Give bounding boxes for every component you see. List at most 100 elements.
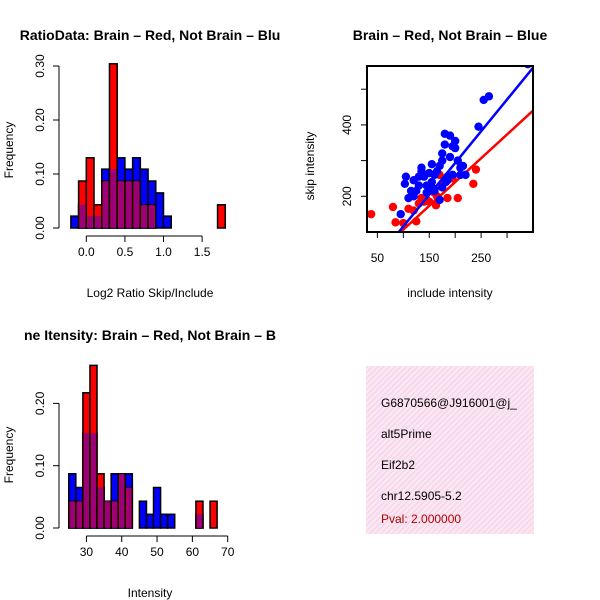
ratio-overlap-bar — [141, 204, 148, 228]
intensity-blue-bar — [166, 513, 176, 529]
intensity-y-tick-label: 0.20 — [33, 391, 47, 415]
ratio-x-tick-label: 1.5 — [194, 245, 211, 259]
scatter-red-point — [469, 179, 478, 189]
intensity-blue-bar — [138, 500, 148, 529]
scatter-xlabel: include intensity — [407, 286, 492, 300]
scatter-blue-point — [414, 181, 424, 190]
scatter-blue-point — [458, 161, 468, 171]
ratio-blue-bar — [70, 215, 80, 229]
scatter-red-point — [443, 193, 452, 203]
intensity-overlap-bar — [76, 501, 82, 528]
scatter-blue-point — [448, 170, 457, 180]
scatter-blue-point — [450, 143, 460, 153]
ratio-histogram-axes: 0.0 0.5 1.0 1.5 0.00 0.10 0.20 0.30 — [33, 54, 211, 259]
intensity-histogram-xlabel: Intensity — [128, 586, 173, 600]
intensity-x-tick-label: 70 — [221, 545, 235, 559]
scatter-axes: 50 150 250 200 400 — [340, 65, 534, 265]
ratio-overlap-bar — [102, 181, 109, 228]
intensity-histogram-panel: ne Itensity: Brain – Red, Not Brain – B … — [2, 327, 276, 600]
ratio-histogram-bars — [70, 63, 227, 229]
ratio-y-tick-label: 0.20 — [33, 108, 47, 132]
intensity-overlap-bar — [119, 473, 125, 528]
ratio-histogram-panel: RatioData: Brain – Red, Not Brain – Blu … — [2, 27, 280, 300]
intensity-red-bar — [209, 500, 218, 529]
ratio-y-tick-label: 0.10 — [33, 162, 47, 186]
scatter-blue-point — [440, 140, 450, 149]
scatter-plot-area — [367, 66, 533, 232]
ratio-blue-bar — [155, 192, 165, 229]
scatter-plot-frame — [366, 65, 534, 233]
ratio-overlap-bar — [149, 204, 155, 228]
ratio-x-tick-label: 1.0 — [155, 245, 172, 259]
ratio-overlap-bar — [79, 204, 86, 228]
intensity-x-tick-label: 60 — [186, 545, 200, 559]
scatter-red-point — [453, 193, 462, 203]
ratio-red-bar — [216, 204, 227, 229]
intensity-overlap-bar — [90, 433, 97, 528]
scatter-red-point — [367, 209, 376, 219]
scatter-blue-point — [427, 177, 437, 187]
ratio-x-tick-label: 0.5 — [117, 245, 134, 259]
ratio-y-tick-label: 0.00 — [33, 216, 47, 240]
scatter-y-tick-label: 400 — [340, 115, 354, 135]
scatter-x-tick-label: 50 — [371, 251, 385, 265]
intensity-x-tick-label: 40 — [115, 545, 129, 559]
intensity-x-tick-label: 30 — [80, 545, 94, 559]
scatter-ylabel: skip intensity — [303, 132, 317, 201]
scatter-title: Brain – Red, Not Brain – Blue — [353, 27, 548, 43]
scatter-blue-point — [438, 149, 447, 158]
pval-text: Pval: 2.000000 — [381, 512, 462, 526]
scatter-x-tick-label: 150 — [419, 251, 439, 265]
intensity-overlap-bar — [69, 501, 75, 528]
intensity-x-tick-label: 50 — [150, 545, 164, 559]
scatter-blue-point — [450, 136, 460, 146]
intensity-histogram-ylabel: Frequency — [2, 427, 16, 484]
scatter-blue-point — [524, 66, 532, 69]
event-info-box: G6870566@J916001@j_ alt5Prime Eif2b2 chr… — [366, 366, 534, 534]
scatter-blue-point — [430, 170, 439, 180]
intensity-overlap-bar — [83, 433, 89, 528]
scatter-blue-point — [474, 122, 483, 131]
intensity-overlap-bar — [98, 487, 104, 528]
scatter-x-tick-label: 250 — [471, 251, 491, 265]
ratio-x-tick-label: 0.0 — [78, 245, 95, 259]
scatter-blue-point — [438, 156, 447, 165]
intensity-histogram-title: ne Itensity: Brain – Red, Not Brain – B — [24, 327, 276, 343]
intensity-overlap-bar — [126, 487, 132, 528]
intensity-y-tick-label: 0.10 — [33, 454, 47, 478]
event-id-text: G6870566@J916001@j_ — [381, 396, 517, 410]
ratio-histogram-ylabel: Frequency — [2, 122, 16, 179]
scatter-y-tick-label: 200 — [340, 186, 354, 206]
scatter-blue-point — [430, 186, 439, 196]
scatter-blue-point — [396, 209, 405, 219]
ratio-overlap-bar — [95, 216, 101, 228]
scatter-red-point — [391, 218, 400, 227]
intensity-blue-bar — [152, 486, 162, 529]
scatter-red-point — [471, 165, 481, 174]
scatter-blue-point — [445, 131, 455, 140]
genomic-location-text: chr12.5905-5.2 — [381, 489, 462, 503]
intensity-overlap-bar — [196, 514, 202, 528]
ratio-histogram-title: RatioData: Brain – Red, Not Brain – Blu — [20, 27, 281, 43]
intensity-histogram-bars — [68, 364, 218, 529]
intensity-blue-bar — [145, 513, 155, 529]
ratio-overlap-bar — [118, 181, 124, 228]
scatter-blue-point — [445, 152, 455, 162]
scatter-blue-point — [461, 170, 470, 180]
intensity-y-tick-label: 0.00 — [33, 516, 47, 540]
scatter-blue-point — [427, 159, 437, 169]
ratio-blue-bar — [162, 215, 172, 229]
scatter-blue-point — [435, 195, 444, 205]
scatter-blue-point — [438, 183, 447, 192]
gene-name-text: Eif2b2 — [381, 458, 416, 472]
event-type-text: alt5Prime — [381, 427, 432, 441]
ratio-overlap-bar — [110, 169, 117, 228]
ratio-overlap-bar — [125, 181, 132, 228]
intensity-overlap-bar — [105, 501, 111, 528]
scatter-blue-point — [401, 172, 411, 181]
ratio-y-tick-label: 0.30 — [33, 54, 47, 78]
scatter-blue-point — [400, 179, 410, 189]
ratio-histogram-xlabel: Log2 Ratio Skip/Include — [87, 286, 214, 300]
ratio-overlap-bar — [87, 216, 94, 228]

=====

§ TASK
Go through the entries above and say how many lines include the word "event". Give the number only.

§ FINISHED TASK
3